### Problem
Return the data exactly, with all pictures removed.

[Dataset records on visual material]
◇ ◇ ◇

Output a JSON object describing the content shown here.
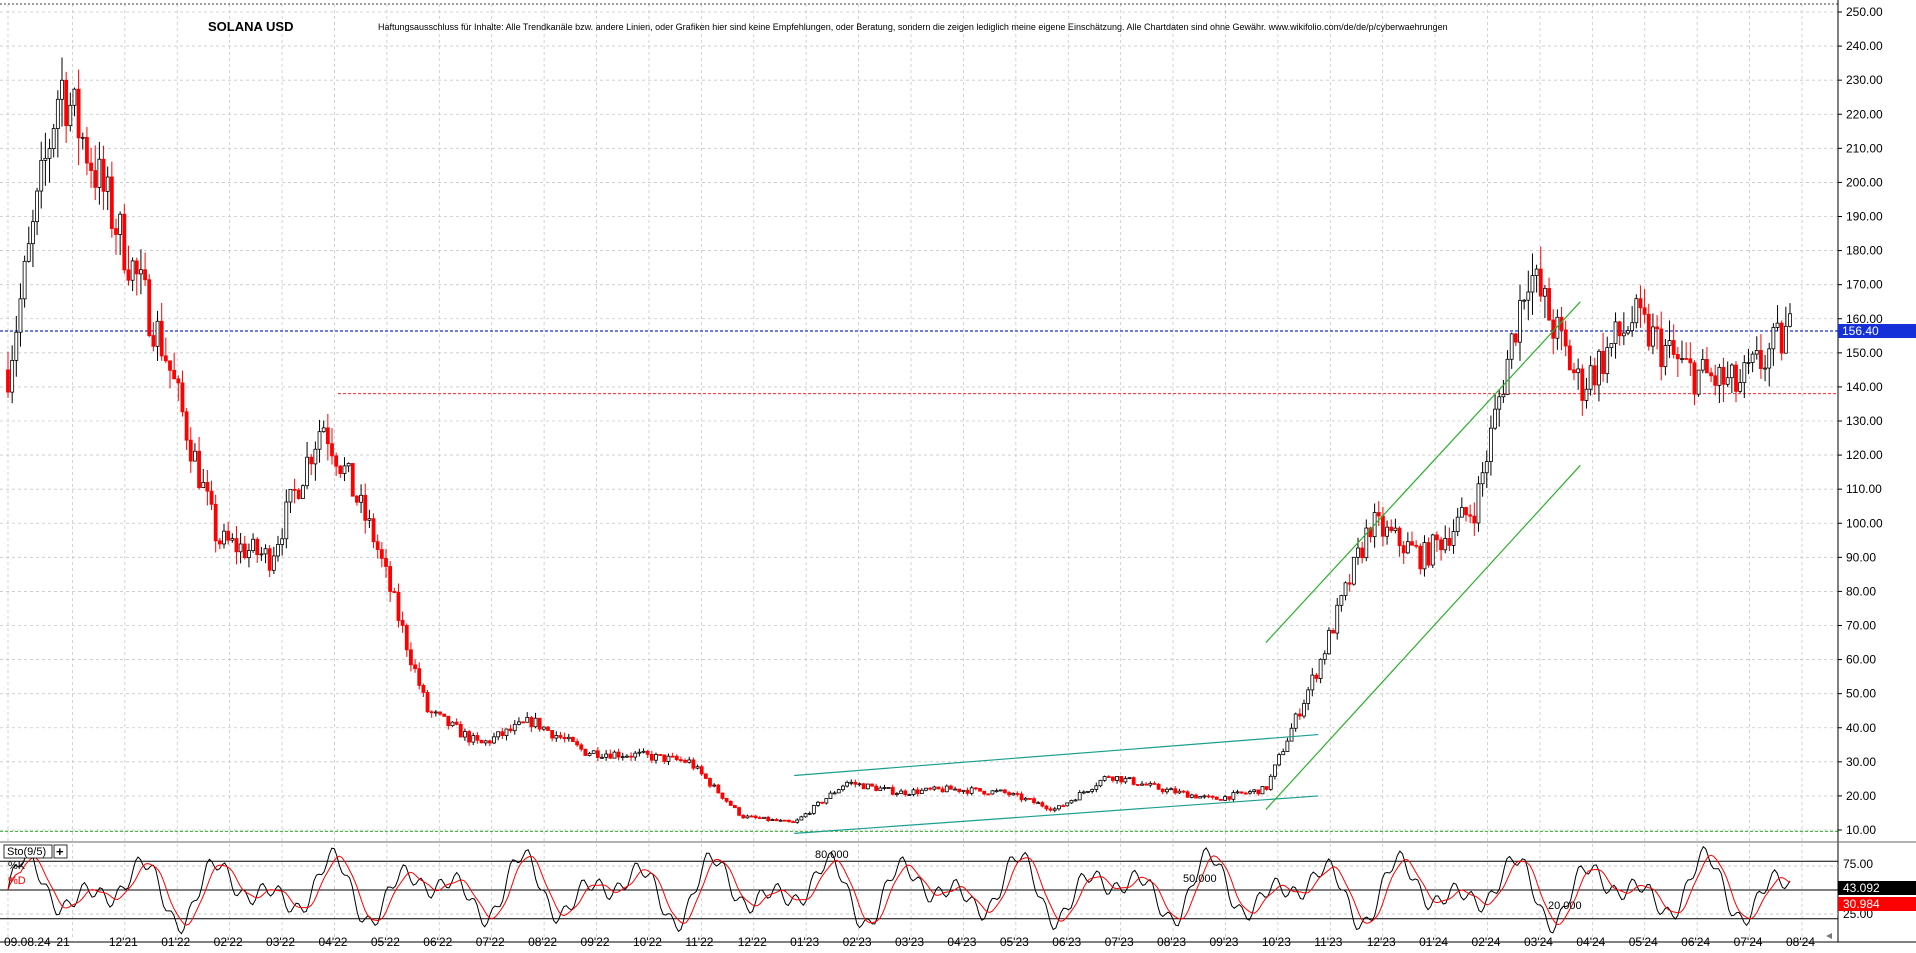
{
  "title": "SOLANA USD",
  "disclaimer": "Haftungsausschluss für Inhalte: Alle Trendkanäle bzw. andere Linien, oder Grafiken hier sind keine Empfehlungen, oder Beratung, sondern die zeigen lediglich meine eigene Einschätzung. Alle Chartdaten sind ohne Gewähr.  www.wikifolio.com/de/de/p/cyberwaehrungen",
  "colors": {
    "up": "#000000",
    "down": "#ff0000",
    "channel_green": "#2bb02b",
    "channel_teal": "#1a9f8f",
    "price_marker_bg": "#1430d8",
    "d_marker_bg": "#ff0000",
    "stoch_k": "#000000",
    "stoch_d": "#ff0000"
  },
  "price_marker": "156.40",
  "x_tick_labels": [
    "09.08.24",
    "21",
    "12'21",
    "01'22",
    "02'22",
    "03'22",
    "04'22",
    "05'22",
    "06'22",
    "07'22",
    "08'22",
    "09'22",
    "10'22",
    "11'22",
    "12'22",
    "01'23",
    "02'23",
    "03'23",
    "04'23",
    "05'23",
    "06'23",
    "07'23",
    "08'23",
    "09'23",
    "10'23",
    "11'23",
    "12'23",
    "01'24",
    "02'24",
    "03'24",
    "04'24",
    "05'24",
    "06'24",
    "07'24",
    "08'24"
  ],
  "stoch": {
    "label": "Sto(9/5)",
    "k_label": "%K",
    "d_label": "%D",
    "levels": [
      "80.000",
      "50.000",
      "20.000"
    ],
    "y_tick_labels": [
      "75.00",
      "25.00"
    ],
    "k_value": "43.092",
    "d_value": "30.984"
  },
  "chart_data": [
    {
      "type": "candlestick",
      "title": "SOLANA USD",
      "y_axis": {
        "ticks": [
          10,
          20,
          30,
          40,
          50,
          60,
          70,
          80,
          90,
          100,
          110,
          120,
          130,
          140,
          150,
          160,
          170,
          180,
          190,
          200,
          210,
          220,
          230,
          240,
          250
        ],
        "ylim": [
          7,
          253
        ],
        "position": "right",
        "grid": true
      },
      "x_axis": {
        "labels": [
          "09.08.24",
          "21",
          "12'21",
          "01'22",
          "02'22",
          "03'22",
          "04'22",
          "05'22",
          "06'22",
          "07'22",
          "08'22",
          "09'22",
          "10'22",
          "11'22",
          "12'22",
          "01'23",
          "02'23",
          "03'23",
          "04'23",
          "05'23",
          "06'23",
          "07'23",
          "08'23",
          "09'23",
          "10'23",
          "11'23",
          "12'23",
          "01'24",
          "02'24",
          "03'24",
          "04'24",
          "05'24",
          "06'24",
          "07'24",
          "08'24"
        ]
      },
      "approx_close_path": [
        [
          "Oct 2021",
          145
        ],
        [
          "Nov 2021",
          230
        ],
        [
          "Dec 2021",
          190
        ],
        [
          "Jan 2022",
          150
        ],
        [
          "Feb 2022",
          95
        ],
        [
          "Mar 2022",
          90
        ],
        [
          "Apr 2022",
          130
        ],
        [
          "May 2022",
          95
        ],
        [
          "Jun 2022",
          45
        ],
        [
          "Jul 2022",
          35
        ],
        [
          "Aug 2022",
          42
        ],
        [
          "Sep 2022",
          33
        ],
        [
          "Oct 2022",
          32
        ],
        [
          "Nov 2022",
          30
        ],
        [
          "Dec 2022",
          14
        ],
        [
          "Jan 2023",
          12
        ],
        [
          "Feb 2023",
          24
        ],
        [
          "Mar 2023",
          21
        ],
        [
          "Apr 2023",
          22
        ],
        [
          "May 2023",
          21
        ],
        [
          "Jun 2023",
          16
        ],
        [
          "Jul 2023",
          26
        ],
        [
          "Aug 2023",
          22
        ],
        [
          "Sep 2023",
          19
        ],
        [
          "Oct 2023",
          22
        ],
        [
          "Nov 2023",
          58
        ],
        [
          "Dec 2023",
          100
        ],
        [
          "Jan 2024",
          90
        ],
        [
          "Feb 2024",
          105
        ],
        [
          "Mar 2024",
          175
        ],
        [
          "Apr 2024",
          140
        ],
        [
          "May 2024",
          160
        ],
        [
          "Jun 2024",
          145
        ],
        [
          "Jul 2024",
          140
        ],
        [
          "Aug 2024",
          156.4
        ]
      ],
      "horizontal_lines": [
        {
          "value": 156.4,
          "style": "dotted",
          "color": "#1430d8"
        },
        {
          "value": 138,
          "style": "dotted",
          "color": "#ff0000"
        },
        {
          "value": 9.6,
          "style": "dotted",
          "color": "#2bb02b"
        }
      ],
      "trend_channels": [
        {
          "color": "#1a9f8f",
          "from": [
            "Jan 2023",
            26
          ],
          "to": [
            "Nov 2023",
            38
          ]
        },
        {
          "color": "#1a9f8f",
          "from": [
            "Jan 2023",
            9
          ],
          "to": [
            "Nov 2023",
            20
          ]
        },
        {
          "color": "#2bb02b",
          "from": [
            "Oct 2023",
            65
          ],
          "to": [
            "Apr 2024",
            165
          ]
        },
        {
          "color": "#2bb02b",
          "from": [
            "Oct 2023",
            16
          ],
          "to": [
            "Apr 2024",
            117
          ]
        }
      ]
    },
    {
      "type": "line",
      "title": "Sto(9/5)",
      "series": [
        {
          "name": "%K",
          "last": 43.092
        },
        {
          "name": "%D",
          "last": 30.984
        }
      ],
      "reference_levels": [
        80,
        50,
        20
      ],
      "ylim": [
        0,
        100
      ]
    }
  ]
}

◇ ◇ ◇

### Expected answer
Output a JSON object describing the content shown here.
{
  "title": "SOLANA USD",
  "disclaimer": "Haftungsausschluss für Inhalte: Alle Trendkanäle bzw. andere Linien, oder Grafiken hier sind keine Empfehlungen, oder Beratung, sondern die zeigen lediglich meine eigene Einschätzung. Alle Chartdaten sind ohne Gewähr.  www.wikifolio.com/de/de/p/cyberwaehrungen",
  "colors": {
    "up": "#000000",
    "down": "#ff0000",
    "channel_green": "#2bb02b",
    "channel_teal": "#1a9f8f",
    "price_marker_bg": "#1430d8",
    "d_marker_bg": "#ff0000",
    "stoch_k": "#000000",
    "stoch_d": "#ff0000"
  },
  "price_marker": "156.40",
  "x_tick_labels": [
    "09.08.24",
    "21",
    "12'21",
    "01'22",
    "02'22",
    "03'22",
    "04'22",
    "05'22",
    "06'22",
    "07'22",
    "08'22",
    "09'22",
    "10'22",
    "11'22",
    "12'22",
    "01'23",
    "02'23",
    "03'23",
    "04'23",
    "05'23",
    "06'23",
    "07'23",
    "08'23",
    "09'23",
    "10'23",
    "11'23",
    "12'23",
    "01'24",
    "02'24",
    "03'24",
    "04'24",
    "05'24",
    "06'24",
    "07'24",
    "08'24"
  ],
  "stoch": {
    "label": "Sto(9/5)",
    "k_label": "%K",
    "d_label": "%D",
    "levels": [
      "80.000",
      "50.000",
      "20.000"
    ],
    "y_tick_labels": [
      "75.00",
      "25.00"
    ],
    "k_value": "43.092",
    "d_value": "30.984"
  },
  "chart_data": [
    {
      "type": "candlestick",
      "title": "SOLANA USD",
      "y_axis": {
        "ticks": [
          10,
          20,
          30,
          40,
          50,
          60,
          70,
          80,
          90,
          100,
          110,
          120,
          130,
          140,
          150,
          160,
          170,
          180,
          190,
          200,
          210,
          220,
          230,
          240,
          250
        ],
        "ylim": [
          7,
          253
        ],
        "position": "right",
        "grid": true
      },
      "x_axis": {
        "labels": [
          "09.08.24",
          "21",
          "12'21",
          "01'22",
          "02'22",
          "03'22",
          "04'22",
          "05'22",
          "06'22",
          "07'22",
          "08'22",
          "09'22",
          "10'22",
          "11'22",
          "12'22",
          "01'23",
          "02'23",
          "03'23",
          "04'23",
          "05'23",
          "06'23",
          "07'23",
          "08'23",
          "09'23",
          "10'23",
          "11'23",
          "12'23",
          "01'24",
          "02'24",
          "03'24",
          "04'24",
          "05'24",
          "06'24",
          "07'24",
          "08'24"
        ]
      },
      "approx_close_path": [
        [
          "Oct 2021",
          145
        ],
        [
          "Nov 2021",
          230
        ],
        [
          "Dec 2021",
          190
        ],
        [
          "Jan 2022",
          150
        ],
        [
          "Feb 2022",
          95
        ],
        [
          "Mar 2022",
          90
        ],
        [
          "Apr 2022",
          130
        ],
        [
          "May 2022",
          95
        ],
        [
          "Jun 2022",
          45
        ],
        [
          "Jul 2022",
          35
        ],
        [
          "Aug 2022",
          42
        ],
        [
          "Sep 2022",
          33
        ],
        [
          "Oct 2022",
          32
        ],
        [
          "Nov 2022",
          30
        ],
        [
          "Dec 2022",
          14
        ],
        [
          "Jan 2023",
          12
        ],
        [
          "Feb 2023",
          24
        ],
        [
          "Mar 2023",
          21
        ],
        [
          "Apr 2023",
          22
        ],
        [
          "May 2023",
          21
        ],
        [
          "Jun 2023",
          16
        ],
        [
          "Jul 2023",
          26
        ],
        [
          "Aug 2023",
          22
        ],
        [
          "Sep 2023",
          19
        ],
        [
          "Oct 2023",
          22
        ],
        [
          "Nov 2023",
          58
        ],
        [
          "Dec 2023",
          100
        ],
        [
          "Jan 2024",
          90
        ],
        [
          "Feb 2024",
          105
        ],
        [
          "Mar 2024",
          175
        ],
        [
          "Apr 2024",
          140
        ],
        [
          "May 2024",
          160
        ],
        [
          "Jun 2024",
          145
        ],
        [
          "Jul 2024",
          140
        ],
        [
          "Aug 2024",
          156.4
        ]
      ],
      "horizontal_lines": [
        {
          "value": 156.4,
          "style": "dotted",
          "color": "#1430d8"
        },
        {
          "value": 138,
          "style": "dotted",
          "color": "#ff0000"
        },
        {
          "value": 9.6,
          "style": "dotted",
          "color": "#2bb02b"
        }
      ],
      "trend_channels": [
        {
          "color": "#1a9f8f",
          "from": [
            "Jan 2023",
            26
          ],
          "to": [
            "Nov 2023",
            38
          ]
        },
        {
          "color": "#1a9f8f",
          "from": [
            "Jan 2023",
            9
          ],
          "to": [
            "Nov 2023",
            20
          ]
        },
        {
          "color": "#2bb02b",
          "from": [
            "Oct 2023",
            65
          ],
          "to": [
            "Apr 2024",
            165
          ]
        },
        {
          "color": "#2bb02b",
          "from": [
            "Oct 2023",
            16
          ],
          "to": [
            "Apr 2024",
            117
          ]
        }
      ]
    },
    {
      "type": "line",
      "title": "Sto(9/5)",
      "series": [
        {
          "name": "%K",
          "last": 43.092
        },
        {
          "name": "%D",
          "last": 30.984
        }
      ],
      "reference_levels": [
        80,
        50,
        20
      ],
      "ylim": [
        0,
        100
      ]
    }
  ]
}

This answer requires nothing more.